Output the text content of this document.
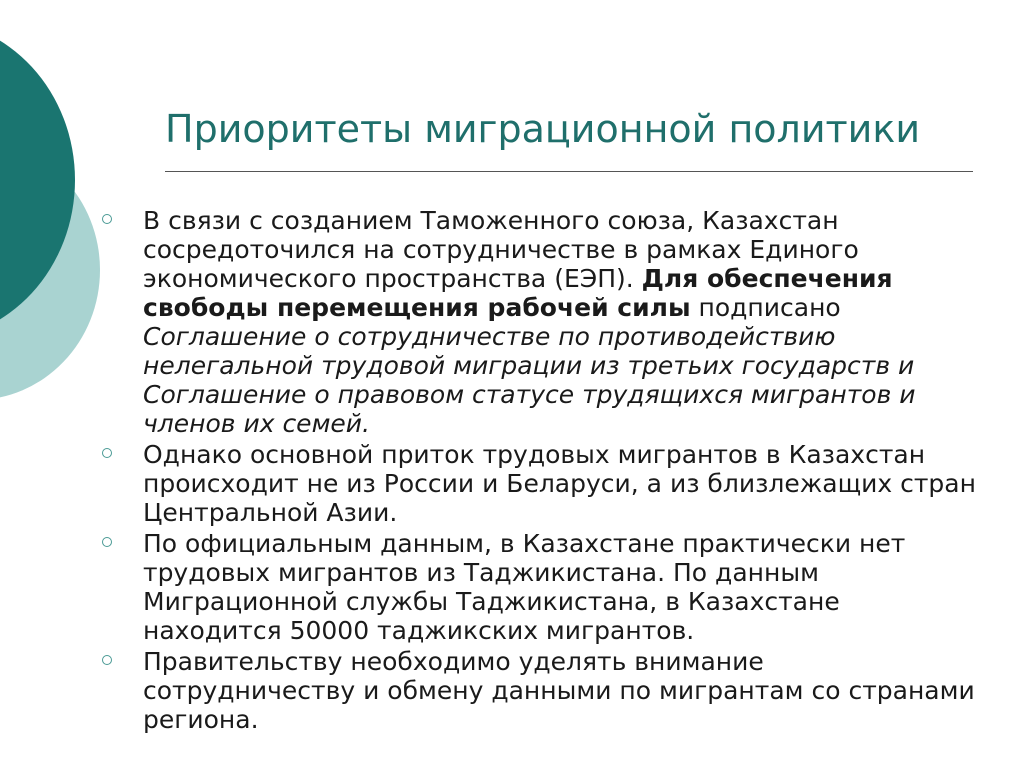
Приоритеты миграционной политики
В связи с созданием Таможенного союза, Казахстан сосредоточился на сотрудничестве в рамках Единого экономического пространства (ЕЭП). Для обеспечения свободы перемещения рабочей силы подписано Соглашение о сотрудничестве по противодействию нелегальной трудовой миграции из третьих государств и Соглашение о правовом статусе трудящихся мигрантов и членов их семей.
Однако основной приток трудовых мигрантов в Казахстан происходит не из России и Беларуси, а из близлежащих стран Центральной Азии.
По официальным данным, в Казахстане практически нет трудовых мигрантов из Таджикистана. По данным Миграционной службы Таджикистана, в Казахстане находится 50000 таджикских мигрантов.
Правительству необходимо уделять внимание сотрудничеству и обмену данными по мигрантам со странами региона.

WRITTEN REQUEST:
Pick out every line above that contains the word "трудовых" and copy it.

EXERCISE RESPONSE:
Однако основной приток трудовых мигрантов в Казахстан происходит не из России и Беларуси, а из близлежащих стран Центральной Азии.
По официальным данным, в Казахстане практически нет трудовых мигрантов из Таджикистана. По данным Миграционной службы Таджикистана, в Казахстане находится 50000 таджикских мигрантов.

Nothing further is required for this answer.